**Exercise prompt**
Copy out all lines in the data below containing the string "about".
----- Recorded information -----
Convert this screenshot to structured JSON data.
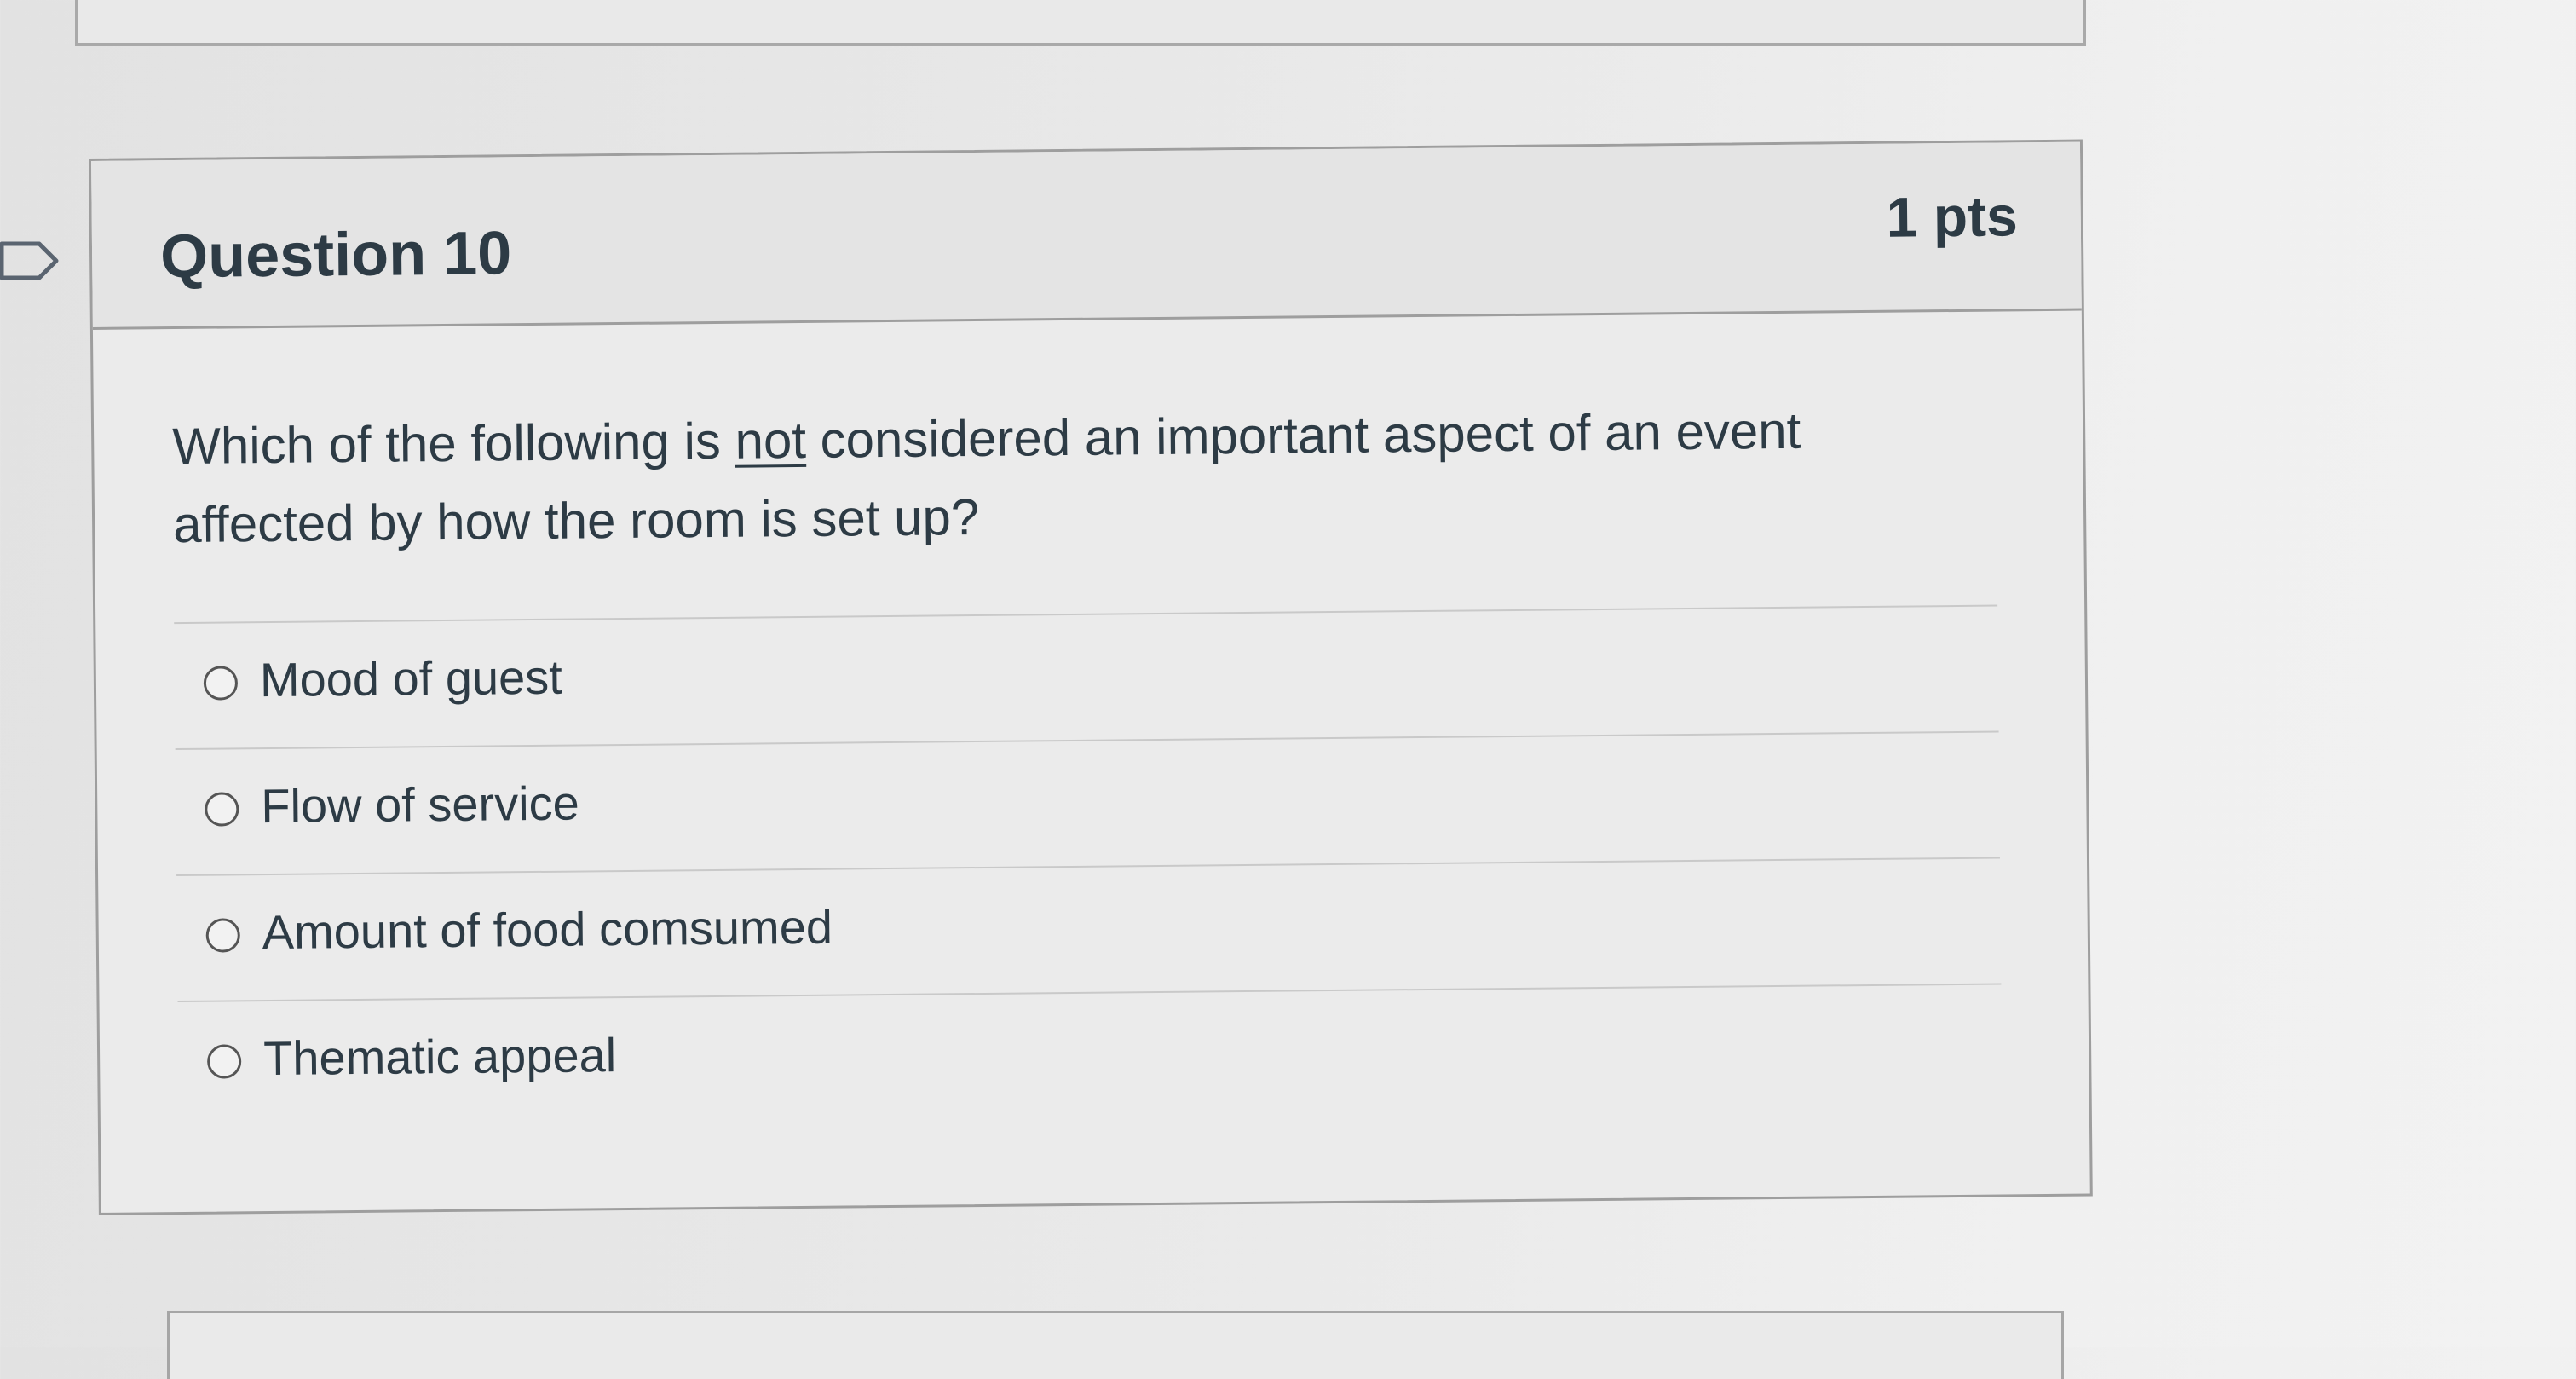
{
  "question": {
    "title": "Question 10",
    "points": "1 pts",
    "text_before": "Which of the following is ",
    "text_emphasis": "not",
    "text_after": " considered an important aspect of an event affected by how the room is set up?"
  },
  "answers": [
    {
      "label": "Mood of guest"
    },
    {
      "label": "Flow of service"
    },
    {
      "label": "Amount of food comsumed"
    },
    {
      "label": "Thematic appeal"
    }
  ]
}
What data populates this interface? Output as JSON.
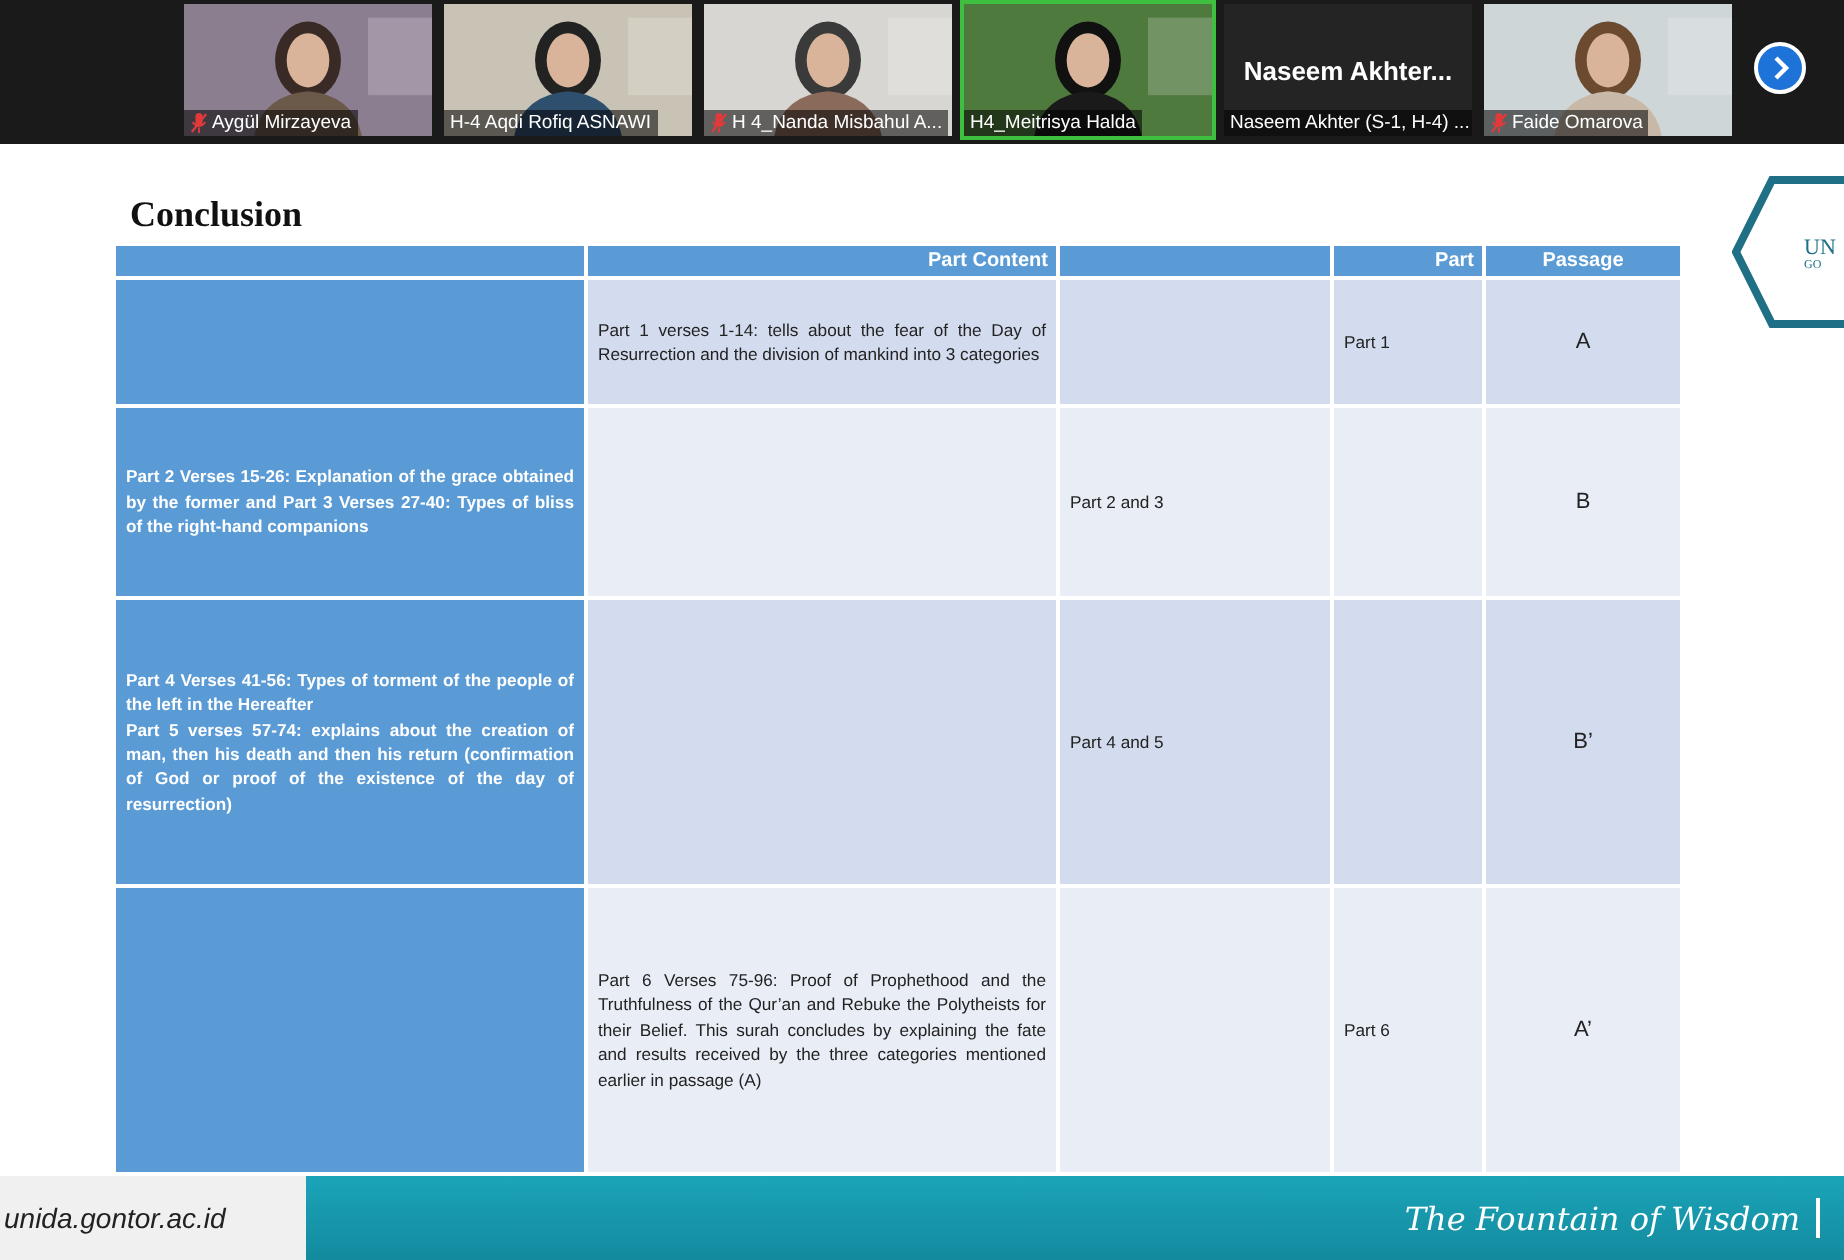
{
  "participants": [
    {
      "kind": "video",
      "name": "Aygül Mirzayeva",
      "muted": true,
      "speaking": false
    },
    {
      "kind": "video",
      "name": "H-4 Aqdi Rofiq ASNAWI",
      "muted": false,
      "speaking": false
    },
    {
      "kind": "video",
      "name": "H 4_Nanda Misbahul A...",
      "muted": true,
      "speaking": false
    },
    {
      "kind": "video",
      "name": "H4_Meitrisya Halda",
      "muted": false,
      "speaking": true
    },
    {
      "kind": "name",
      "display_name": "Naseem  Akhter...",
      "name": "Naseem Akhter (S-1, H-4) ...",
      "muted": false,
      "speaking": false
    },
    {
      "kind": "video",
      "name": "Faide Omarova",
      "muted": true,
      "speaking": false
    }
  ],
  "slide": {
    "title": "Conclusion",
    "logo": {
      "line_1": "UN",
      "line_2": "GO"
    },
    "table": {
      "columns": [
        "",
        "Part Content",
        "",
        "Part",
        "Passage"
      ],
      "rows": [
        [
          "",
          "Part 1 verses 1-14: tells about the fear of the Day of Resurrection and the division of mankind into 3 categories",
          "",
          "Part 1",
          "A"
        ],
        [
          "Part 2 Verses 15-26: Explanation of the grace obtained by the former and Part 3 Verses 27-40: Types of bliss of the right-hand companions",
          "",
          "Part 2 and 3",
          "",
          "B"
        ],
        [
          "Part 4 Verses 41-56: Types of torment of the people of the left in the Hereafter\nPart 5 verses 57-74: explains about the creation of man, then his death and then his return (confirmation of God or proof of the existence of the day of resurrection)",
          "",
          "Part 4 and 5",
          "",
          "B’"
        ],
        [
          "",
          "Part 6 Verses 75-96: Proof of Prophethood and the Truthfulness of the Qur’an and Rebuke the Polytheists for their Belief. This surah concludes by explaining the fate and results received by the three categories mentioned earlier in passage (A)",
          "",
          "Part 6",
          "A’"
        ]
      ]
    },
    "footer": {
      "website": "unida.gontor.ac.id",
      "motto": "The Fountain of Wisdom"
    }
  }
}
-----
**Exercise solution**
          "Part 1 verses 1-14: tells about the fear of the Day of Resurrection and the division of mankind into 3 categories",
          "Part 4 Verses 41-56: Types of torment of the people of the left in the Hereafter\nPart 5 verses 57-74: explains about the creation of man, then his death and then his return (confirmation of God or proof of the existence of the day of resurrection)",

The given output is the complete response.